**EXERCISE PROMPT**. Determine how many lines in these records hold "Halaman". Only the number is wanted.

**RECORDS FOR PROCESSING**.
........

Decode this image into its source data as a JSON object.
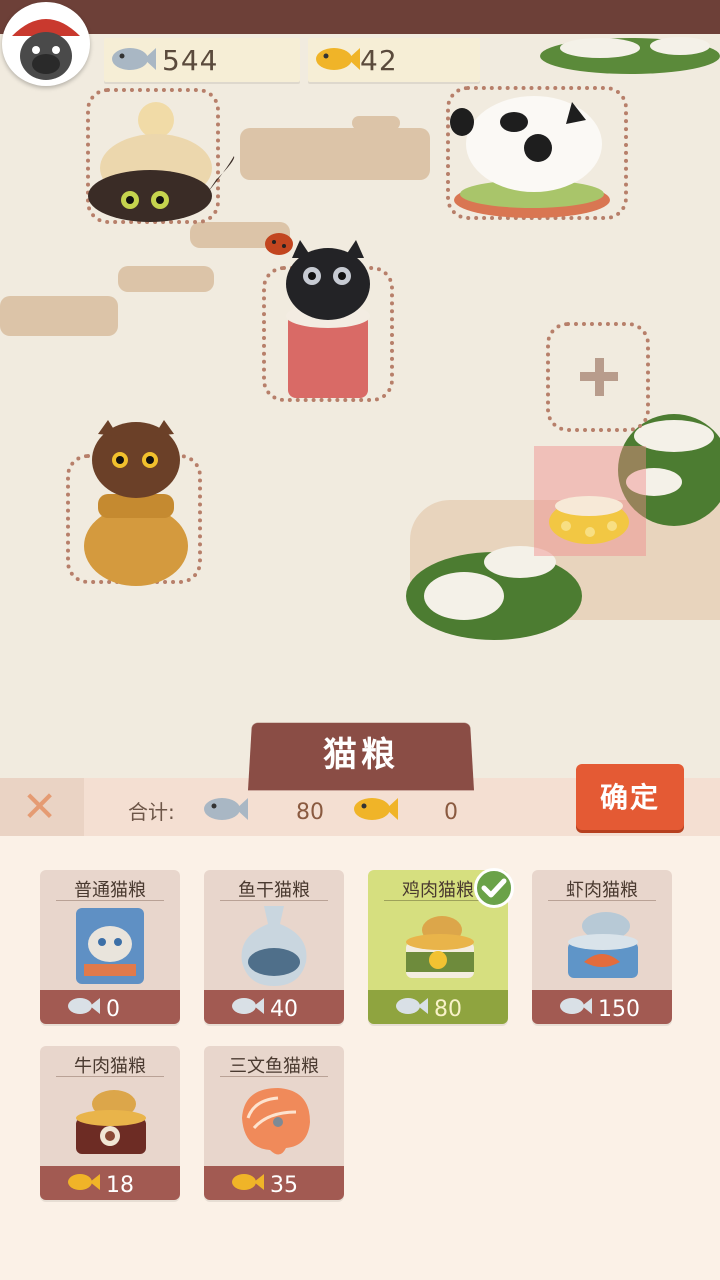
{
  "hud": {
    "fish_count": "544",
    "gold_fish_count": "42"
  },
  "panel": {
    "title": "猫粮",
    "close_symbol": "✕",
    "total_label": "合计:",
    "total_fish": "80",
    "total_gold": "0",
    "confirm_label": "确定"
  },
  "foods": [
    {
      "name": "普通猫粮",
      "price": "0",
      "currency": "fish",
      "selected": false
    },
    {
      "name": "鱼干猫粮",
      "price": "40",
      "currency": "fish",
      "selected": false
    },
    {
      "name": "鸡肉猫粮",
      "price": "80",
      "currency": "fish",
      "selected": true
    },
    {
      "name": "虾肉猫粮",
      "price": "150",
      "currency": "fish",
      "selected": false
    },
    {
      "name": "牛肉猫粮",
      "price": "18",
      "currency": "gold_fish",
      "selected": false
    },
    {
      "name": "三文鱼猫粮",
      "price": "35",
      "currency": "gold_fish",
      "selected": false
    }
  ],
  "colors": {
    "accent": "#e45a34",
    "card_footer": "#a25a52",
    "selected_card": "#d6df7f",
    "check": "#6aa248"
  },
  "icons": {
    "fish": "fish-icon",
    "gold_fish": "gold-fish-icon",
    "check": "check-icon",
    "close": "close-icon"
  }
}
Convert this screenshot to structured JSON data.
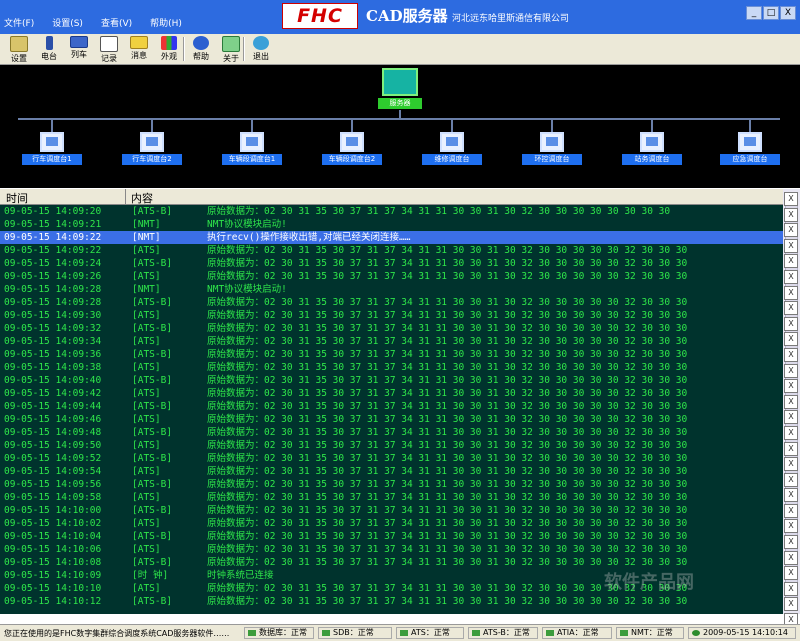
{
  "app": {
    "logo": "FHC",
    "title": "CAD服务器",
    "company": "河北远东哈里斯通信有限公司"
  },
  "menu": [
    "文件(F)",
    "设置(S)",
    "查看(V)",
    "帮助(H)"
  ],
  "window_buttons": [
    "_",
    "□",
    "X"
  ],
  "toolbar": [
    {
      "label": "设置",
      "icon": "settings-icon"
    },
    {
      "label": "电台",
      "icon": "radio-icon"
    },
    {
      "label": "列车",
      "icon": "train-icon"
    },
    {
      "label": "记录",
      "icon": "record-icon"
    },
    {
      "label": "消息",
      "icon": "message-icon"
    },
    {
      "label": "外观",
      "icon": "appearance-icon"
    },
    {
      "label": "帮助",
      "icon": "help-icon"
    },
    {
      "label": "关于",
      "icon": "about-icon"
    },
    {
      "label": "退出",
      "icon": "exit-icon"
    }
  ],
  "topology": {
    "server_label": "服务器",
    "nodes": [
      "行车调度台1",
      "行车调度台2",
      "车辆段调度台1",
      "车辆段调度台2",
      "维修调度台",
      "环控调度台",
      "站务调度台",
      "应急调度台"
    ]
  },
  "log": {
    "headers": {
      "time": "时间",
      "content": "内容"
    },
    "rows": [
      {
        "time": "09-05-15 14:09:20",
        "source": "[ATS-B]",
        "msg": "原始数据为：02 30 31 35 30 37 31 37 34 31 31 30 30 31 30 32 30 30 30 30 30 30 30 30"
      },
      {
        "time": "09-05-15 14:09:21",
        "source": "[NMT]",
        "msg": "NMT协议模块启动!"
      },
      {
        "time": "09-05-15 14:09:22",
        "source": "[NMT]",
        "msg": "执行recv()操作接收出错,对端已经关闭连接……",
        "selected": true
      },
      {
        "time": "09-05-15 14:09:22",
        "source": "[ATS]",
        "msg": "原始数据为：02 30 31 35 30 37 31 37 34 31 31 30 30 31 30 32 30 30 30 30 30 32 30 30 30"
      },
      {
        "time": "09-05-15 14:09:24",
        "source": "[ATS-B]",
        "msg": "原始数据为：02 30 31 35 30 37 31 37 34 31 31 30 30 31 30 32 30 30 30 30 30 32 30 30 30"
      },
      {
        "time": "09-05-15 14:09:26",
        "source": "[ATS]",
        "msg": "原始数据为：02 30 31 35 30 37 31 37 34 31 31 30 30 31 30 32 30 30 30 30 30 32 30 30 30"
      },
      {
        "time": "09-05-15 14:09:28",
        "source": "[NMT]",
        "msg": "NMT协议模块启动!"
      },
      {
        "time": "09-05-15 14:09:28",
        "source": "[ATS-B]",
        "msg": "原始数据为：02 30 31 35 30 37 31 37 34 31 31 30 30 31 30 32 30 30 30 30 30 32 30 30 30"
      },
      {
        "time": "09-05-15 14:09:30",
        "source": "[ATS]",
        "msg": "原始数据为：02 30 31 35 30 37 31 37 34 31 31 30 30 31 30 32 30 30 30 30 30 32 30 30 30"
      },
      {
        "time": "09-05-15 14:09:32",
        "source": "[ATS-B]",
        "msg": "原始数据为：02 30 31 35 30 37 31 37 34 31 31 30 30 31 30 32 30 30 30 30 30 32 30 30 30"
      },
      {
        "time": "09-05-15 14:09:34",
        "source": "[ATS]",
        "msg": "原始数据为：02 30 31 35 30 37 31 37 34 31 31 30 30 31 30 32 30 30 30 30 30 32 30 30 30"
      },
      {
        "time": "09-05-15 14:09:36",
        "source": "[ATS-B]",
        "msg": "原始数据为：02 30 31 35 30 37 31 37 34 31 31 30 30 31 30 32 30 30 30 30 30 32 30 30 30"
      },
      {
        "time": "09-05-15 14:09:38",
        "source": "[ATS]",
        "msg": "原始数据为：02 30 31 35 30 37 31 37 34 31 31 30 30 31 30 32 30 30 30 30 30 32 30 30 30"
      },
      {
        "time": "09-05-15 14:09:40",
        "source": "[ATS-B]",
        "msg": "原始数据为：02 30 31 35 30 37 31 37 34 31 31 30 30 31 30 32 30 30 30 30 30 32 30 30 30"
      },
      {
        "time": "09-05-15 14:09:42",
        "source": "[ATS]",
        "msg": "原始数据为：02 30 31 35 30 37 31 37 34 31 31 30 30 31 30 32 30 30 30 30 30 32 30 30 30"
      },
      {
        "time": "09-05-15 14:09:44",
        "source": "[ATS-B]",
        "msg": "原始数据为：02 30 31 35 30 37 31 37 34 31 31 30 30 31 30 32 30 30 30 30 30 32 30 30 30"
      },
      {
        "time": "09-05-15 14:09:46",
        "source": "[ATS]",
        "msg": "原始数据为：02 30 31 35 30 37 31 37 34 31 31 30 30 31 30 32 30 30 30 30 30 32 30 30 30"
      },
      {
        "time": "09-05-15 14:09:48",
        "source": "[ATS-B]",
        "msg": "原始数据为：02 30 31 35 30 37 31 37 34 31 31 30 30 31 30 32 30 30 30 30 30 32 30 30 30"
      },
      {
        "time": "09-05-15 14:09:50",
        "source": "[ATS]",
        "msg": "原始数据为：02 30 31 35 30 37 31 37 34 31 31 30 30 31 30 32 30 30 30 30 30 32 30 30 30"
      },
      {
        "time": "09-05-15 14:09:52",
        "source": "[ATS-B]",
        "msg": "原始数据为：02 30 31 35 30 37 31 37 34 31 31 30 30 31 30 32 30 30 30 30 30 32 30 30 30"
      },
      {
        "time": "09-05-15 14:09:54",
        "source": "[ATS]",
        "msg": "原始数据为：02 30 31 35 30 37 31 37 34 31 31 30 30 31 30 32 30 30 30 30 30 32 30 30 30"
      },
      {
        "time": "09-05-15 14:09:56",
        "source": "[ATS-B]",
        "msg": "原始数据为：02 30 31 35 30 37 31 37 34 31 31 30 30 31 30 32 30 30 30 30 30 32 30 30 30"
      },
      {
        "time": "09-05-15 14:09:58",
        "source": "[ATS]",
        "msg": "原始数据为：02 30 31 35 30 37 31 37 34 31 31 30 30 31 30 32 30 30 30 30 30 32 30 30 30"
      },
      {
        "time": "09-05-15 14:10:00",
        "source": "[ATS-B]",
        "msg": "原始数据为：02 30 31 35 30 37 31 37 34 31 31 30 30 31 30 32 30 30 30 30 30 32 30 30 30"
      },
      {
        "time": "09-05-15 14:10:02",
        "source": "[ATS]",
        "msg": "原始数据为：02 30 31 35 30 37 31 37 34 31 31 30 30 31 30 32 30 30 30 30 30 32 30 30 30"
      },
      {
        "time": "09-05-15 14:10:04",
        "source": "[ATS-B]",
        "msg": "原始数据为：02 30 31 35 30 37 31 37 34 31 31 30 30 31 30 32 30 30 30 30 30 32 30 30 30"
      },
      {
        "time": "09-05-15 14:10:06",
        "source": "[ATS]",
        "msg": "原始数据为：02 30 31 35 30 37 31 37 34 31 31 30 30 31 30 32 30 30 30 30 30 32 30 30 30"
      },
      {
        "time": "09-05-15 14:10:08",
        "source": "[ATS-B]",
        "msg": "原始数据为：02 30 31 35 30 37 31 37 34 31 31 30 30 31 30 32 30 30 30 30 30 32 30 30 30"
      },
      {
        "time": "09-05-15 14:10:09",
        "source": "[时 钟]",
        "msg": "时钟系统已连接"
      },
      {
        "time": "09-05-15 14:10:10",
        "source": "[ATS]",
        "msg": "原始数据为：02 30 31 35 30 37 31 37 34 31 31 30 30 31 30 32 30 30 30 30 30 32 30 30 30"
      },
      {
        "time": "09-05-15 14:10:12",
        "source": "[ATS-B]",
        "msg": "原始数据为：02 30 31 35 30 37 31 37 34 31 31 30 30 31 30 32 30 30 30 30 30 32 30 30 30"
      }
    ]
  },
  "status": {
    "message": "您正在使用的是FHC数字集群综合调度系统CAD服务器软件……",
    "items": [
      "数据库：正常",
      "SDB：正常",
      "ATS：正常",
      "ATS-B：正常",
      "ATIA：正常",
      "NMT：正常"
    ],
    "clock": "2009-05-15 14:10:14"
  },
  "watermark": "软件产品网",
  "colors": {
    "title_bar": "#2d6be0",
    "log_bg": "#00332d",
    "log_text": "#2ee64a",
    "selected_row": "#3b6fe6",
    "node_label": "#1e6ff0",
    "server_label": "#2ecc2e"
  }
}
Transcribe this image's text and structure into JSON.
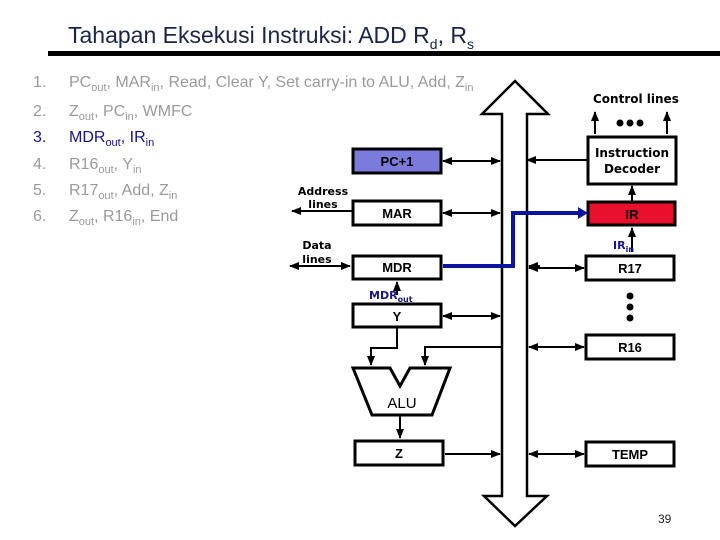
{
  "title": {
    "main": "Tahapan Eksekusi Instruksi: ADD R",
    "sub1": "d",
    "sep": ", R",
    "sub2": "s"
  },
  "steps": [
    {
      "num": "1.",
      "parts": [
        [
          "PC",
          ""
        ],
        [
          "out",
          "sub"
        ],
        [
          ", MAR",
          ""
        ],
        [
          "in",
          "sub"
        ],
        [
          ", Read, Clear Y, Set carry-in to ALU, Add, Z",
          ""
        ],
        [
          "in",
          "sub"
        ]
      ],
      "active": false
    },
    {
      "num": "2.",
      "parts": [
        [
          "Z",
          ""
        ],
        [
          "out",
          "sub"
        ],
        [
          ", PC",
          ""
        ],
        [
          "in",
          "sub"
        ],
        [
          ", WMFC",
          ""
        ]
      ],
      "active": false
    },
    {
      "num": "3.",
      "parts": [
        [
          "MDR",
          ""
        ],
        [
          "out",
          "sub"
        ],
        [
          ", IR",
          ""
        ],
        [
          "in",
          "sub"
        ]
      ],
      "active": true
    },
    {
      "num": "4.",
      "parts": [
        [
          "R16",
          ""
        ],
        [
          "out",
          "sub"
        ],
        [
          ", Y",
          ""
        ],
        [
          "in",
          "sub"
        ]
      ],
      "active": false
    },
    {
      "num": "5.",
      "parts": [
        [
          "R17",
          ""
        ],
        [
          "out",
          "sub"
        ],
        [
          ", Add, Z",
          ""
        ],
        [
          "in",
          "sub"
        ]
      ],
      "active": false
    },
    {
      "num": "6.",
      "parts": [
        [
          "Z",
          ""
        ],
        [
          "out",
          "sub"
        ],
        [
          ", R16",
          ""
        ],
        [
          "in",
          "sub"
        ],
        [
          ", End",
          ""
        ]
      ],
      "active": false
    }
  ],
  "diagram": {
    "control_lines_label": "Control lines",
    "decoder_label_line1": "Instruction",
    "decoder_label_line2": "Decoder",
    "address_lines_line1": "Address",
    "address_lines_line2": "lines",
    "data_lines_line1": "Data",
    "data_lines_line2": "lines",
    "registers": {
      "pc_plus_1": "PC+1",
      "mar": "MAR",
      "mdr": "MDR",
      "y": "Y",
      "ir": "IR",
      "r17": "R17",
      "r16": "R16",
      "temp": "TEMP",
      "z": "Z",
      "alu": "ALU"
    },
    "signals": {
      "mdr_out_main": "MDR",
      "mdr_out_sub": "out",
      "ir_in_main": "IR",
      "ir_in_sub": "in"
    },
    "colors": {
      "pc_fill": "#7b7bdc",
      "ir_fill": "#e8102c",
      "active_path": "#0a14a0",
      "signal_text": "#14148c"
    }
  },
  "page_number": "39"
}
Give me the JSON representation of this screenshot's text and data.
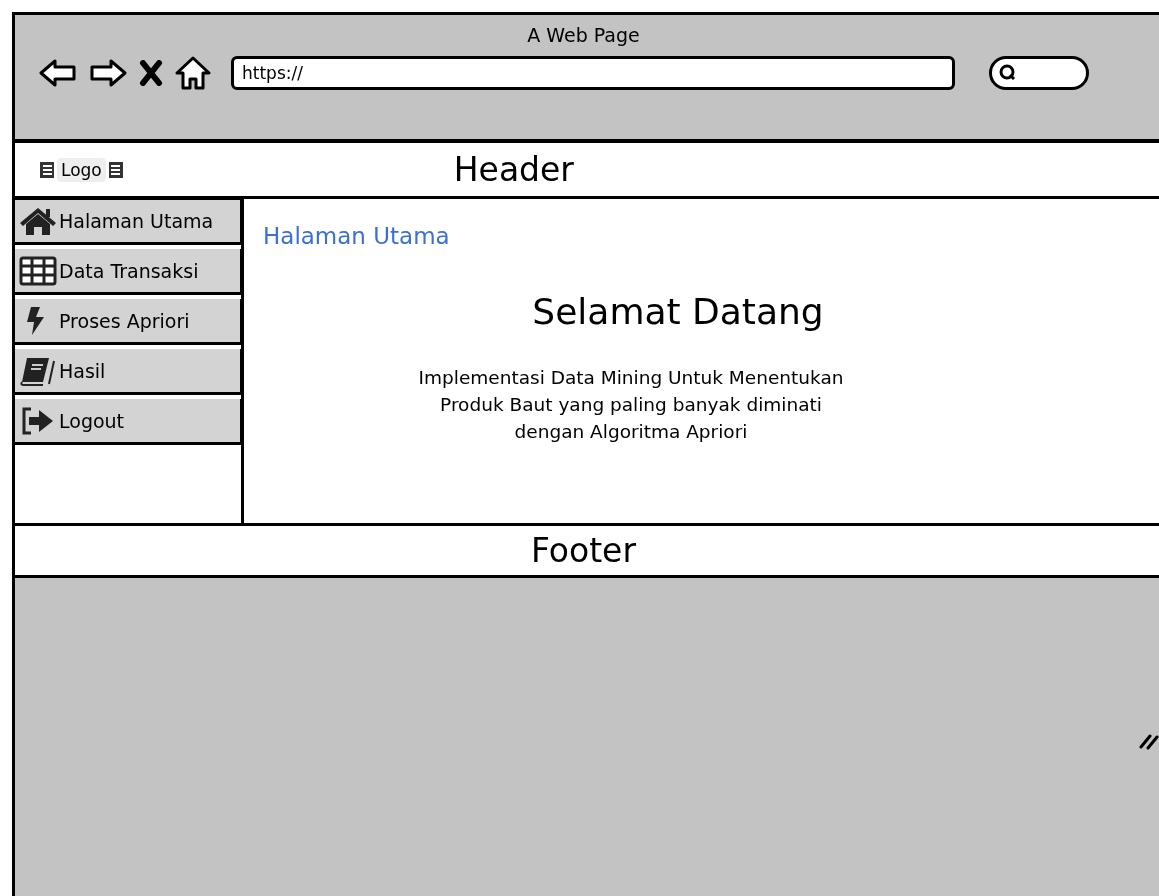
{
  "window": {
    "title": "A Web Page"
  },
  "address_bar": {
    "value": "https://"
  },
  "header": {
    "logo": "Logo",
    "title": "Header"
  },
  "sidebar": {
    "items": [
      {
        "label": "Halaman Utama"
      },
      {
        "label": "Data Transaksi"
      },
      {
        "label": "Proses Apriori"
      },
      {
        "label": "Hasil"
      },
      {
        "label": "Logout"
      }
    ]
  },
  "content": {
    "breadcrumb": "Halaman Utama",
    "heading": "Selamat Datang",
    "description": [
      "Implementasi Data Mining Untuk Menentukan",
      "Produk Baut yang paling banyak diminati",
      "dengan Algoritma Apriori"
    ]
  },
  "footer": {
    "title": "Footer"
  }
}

........

**WRITTEN RESPONSE**. 2